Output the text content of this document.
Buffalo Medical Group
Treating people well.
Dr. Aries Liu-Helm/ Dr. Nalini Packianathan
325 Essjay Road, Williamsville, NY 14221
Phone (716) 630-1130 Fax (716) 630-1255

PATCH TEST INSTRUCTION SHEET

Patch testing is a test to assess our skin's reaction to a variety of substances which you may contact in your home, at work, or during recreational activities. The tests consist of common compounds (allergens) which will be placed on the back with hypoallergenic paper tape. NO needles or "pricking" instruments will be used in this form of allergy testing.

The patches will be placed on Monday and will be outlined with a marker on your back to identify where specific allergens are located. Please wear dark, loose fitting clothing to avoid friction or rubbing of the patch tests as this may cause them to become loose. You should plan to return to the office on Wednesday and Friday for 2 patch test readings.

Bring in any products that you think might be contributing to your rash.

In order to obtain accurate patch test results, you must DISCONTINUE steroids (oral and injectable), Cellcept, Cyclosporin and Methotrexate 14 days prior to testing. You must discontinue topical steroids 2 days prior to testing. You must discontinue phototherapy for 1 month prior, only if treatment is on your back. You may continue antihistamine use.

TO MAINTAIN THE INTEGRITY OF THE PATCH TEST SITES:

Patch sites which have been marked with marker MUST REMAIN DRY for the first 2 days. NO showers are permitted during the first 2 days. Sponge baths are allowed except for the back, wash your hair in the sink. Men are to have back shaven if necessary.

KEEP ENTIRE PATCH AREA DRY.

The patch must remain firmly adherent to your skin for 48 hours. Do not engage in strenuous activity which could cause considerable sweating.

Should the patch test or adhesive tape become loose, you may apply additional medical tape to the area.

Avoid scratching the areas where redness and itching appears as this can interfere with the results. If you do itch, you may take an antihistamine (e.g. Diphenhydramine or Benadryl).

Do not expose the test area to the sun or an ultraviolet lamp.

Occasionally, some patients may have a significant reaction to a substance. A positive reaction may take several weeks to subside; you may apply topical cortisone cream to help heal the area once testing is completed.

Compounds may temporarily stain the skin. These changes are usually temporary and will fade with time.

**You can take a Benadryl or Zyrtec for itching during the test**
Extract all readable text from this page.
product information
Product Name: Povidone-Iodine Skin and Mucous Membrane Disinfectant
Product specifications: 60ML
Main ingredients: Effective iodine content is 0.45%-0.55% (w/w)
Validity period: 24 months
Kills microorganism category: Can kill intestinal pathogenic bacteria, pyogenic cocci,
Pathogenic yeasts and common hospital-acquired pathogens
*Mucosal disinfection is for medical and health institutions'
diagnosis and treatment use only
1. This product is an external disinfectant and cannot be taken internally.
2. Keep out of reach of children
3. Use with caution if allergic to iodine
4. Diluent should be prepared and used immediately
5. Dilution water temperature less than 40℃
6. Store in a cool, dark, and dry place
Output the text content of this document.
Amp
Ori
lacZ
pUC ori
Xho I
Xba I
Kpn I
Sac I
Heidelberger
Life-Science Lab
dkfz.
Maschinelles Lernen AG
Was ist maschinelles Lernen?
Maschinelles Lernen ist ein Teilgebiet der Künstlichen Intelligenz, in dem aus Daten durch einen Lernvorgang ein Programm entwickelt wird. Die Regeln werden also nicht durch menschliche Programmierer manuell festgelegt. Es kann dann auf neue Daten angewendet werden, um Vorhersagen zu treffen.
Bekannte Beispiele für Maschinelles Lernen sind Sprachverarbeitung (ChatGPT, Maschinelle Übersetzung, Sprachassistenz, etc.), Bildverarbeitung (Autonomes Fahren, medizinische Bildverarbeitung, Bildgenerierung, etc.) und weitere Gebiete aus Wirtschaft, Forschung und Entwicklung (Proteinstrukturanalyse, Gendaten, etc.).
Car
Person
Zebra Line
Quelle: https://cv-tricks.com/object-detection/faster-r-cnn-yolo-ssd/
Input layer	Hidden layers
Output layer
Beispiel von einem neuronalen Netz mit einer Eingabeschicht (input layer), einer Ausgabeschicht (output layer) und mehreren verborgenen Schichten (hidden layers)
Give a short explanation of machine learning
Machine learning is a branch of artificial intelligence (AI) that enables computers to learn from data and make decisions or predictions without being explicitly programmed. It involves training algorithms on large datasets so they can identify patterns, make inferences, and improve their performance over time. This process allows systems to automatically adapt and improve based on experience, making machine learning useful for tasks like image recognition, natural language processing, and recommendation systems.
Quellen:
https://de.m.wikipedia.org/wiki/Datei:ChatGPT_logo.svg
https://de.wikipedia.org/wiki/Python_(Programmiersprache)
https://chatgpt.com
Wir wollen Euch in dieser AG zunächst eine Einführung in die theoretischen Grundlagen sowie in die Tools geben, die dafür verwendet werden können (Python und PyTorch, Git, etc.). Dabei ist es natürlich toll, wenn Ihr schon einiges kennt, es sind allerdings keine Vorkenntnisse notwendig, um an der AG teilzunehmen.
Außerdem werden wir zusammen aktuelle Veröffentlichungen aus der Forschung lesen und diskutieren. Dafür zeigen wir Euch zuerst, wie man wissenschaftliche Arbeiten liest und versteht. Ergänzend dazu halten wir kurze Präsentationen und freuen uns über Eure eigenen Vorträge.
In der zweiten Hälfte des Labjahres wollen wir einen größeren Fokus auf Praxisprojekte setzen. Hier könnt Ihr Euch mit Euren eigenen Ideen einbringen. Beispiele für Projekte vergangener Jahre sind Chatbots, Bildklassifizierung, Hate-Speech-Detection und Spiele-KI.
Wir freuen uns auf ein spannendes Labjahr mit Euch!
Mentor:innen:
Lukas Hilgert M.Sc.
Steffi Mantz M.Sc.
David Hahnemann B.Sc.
--------------------------------------------------
• _Activity_: The complete set of entries above must be reproduced verbatim.

• _Answer space_:
Output the text content of this document.
Buffalo Medical Group
Treating people well.
Dr. Aries Liu-Helm/ Dr. Nalini Packianathan
325 Essjay Road, Williamsville, NY 14221
Phone (716) 630-1130 Fax (716) 630-1255

PATCH TEST INSTRUCTION SHEET

Patch testing is a test to assess our skin's reaction to a variety of substances which you may contact in your home, at work, or during recreational activities. The tests consist of common compounds (allergens) which will be placed on the back with hypoallergenic paper tape. NO needles or "pricking" instruments will be used in this form of allergy testing.

The patches will be placed on Monday and will be outlined with a marker on your back to identify where specific allergens are located. Please wear dark, loose fitting clothing to avoid friction or rubbing of the patch tests as this may cause them to become loose. You should plan to return to the office on Wednesday and Friday for 2 patch test readings.

Bring in any products that you think might be contributing to your rash.

In order to obtain accurate patch test results, you must DISCONTINUE steroids (oral and injectable), Cellcept, Cyclosporin and Methotrexate 14 days prior to testing. You must discontinue topical steroids 2 days prior to testing. You must discontinue phototherapy for 1 month prior, only if treatment is on your back. You may continue antihistamine use.

TO MAINTAIN THE INTEGRITY OF THE PATCH TEST SITES:

Patch sites which have been marked with marker MUST REMAIN DRY for the first 2 days. NO showers are permitted during the first 2 days. Sponge baths are allowed except for the back, wash your hair in the sink. Men are to have back shaven if necessary.

KEEP ENTIRE PATCH AREA DRY.

The patch must remain firmly adherent to your skin for 48 hours. Do not engage in strenuous activity which could cause considerable sweating.

Should the patch test or adhesive tape become loose, you may apply additional medical tape to the area.

Avoid scratching the areas where redness and itching appears as this can interfere with the results. If you do itch, you may take an antihistamine (e.g. Diphenhydramine or Benadryl).

Do not expose the test area to the sun or an ultraviolet lamp.

Occasionally, some patients may have a significant reaction to a substance. A positive reaction may take several weeks to subside; you may apply topical cortisone cream to help heal the area once testing is completed.

Compounds may temporarily stain the skin. These changes are usually temporary and will fade with time.

**You can take a Benadryl or Zyrtec for itching during the test**
Extract all readable text from this page.
product information
Product Name: Povidone-Iodine Skin and Mucous Membrane Disinfectant
Product specifications: 60ML
Main ingredients: Effective iodine content is 0.45%-0.55% (w/w)
Validity period: 24 months
Kills microorganism category: Can kill intestinal pathogenic bacteria, pyogenic cocci,
Pathogenic yeasts and common hospital-acquired pathogens
*Mucosal disinfection is for medical and health institutions'
diagnosis and treatment use only
1. This product is an external disinfectant and cannot be taken internally.
2. Keep out of reach of children
3. Use with caution if allergic to iodine
4. Diluent should be prepared and used immediately
5. Dilution water temperature less than 40℃
6. Store in a cool, dark, and dry place
Output the text content of this document.
Amp
Ori
lacZ
pUC ori
Xho I
Xba I
Kpn I
Sac I
Heidelberger
Life-Science Lab
dkfz.
Maschinelles Lernen AG
Was ist maschinelles Lernen?
Maschinelles Lernen ist ein Teilgebiet der Künstlichen Intelligenz, in dem aus Daten durch einen Lernvorgang ein Programm entwickelt wird. Die Regeln werden also nicht durch menschliche Programmierer manuell festgelegt. Es kann dann auf neue Daten angewendet werden, um Vorhersagen zu treffen.
Bekannte Beispiele für Maschinelles Lernen sind Sprachverarbeitung (ChatGPT, Maschinelle Übersetzung, Sprachassistenz, etc.), Bildverarbeitung (Autonomes Fahren, medizinische Bildverarbeitung, Bildgenerierung, etc.) und weitere Gebiete aus Wirtschaft, Forschung und Entwicklung (Proteinstrukturanalyse, Gendaten, etc.).
Car
Person
Zebra Line
Quelle: https://cv-tricks.com/object-detection/faster-r-cnn-yolo-ssd/
Input layer	Hidden layers
Output layer
Beispiel von einem neuronalen Netz mit einer Eingabeschicht (input layer), einer Ausgabeschicht (output layer) und mehreren verborgenen Schichten (hidden layers)
Give a short explanation of machine learning
Machine learning is a branch of artificial intelligence (AI) that enables computers to learn from data and make decisions or predictions without being explicitly programmed. It involves training algorithms on large datasets so they can identify patterns, make inferences, and improve their performance over time. This process allows systems to automatically adapt and improve based on experience, making machine learning useful for tasks like image recognition, natural language processing, and recommendation systems.
Quellen:
https://de.m.wikipedia.org/wiki/Datei:ChatGPT_logo.svg
https://de.wikipedia.org/wiki/Python_(Programmiersprache)
https://chatgpt.com
Wir wollen Euch in dieser AG zunächst eine Einführung in die theoretischen Grundlagen sowie in die Tools geben, die dafür verwendet werden können (Python und PyTorch, Git, etc.). Dabei ist es natürlich toll, wenn Ihr schon einiges kennt, es sind allerdings keine Vorkenntnisse notwendig, um an der AG teilzunehmen.
Außerdem werden wir zusammen aktuelle Veröffentlichungen aus der Forschung lesen und diskutieren. Dafür zeigen wir Euch zuerst, wie man wissenschaftliche Arbeiten liest und versteht. Ergänzend dazu halten wir kurze Präsentationen und freuen uns über Eure eigenen Vorträge.
In der zweiten Hälfte des Labjahres wollen wir einen größeren Fokus auf Praxisprojekte setzen. Hier könnt Ihr Euch mit Euren eigenen Ideen einbringen. Beispiele für Projekte vergangener Jahre sind Chatbots, Bildklassifizierung, Hate-Speech-Detection und Spiele-KI.
Wir freuen uns auf ein spannendes Labjahr mit Euch!
Mentor:innen:
Lukas Hilgert M.Sc.
Steffi Mantz M.Sc.
David Hahnemann B.Sc.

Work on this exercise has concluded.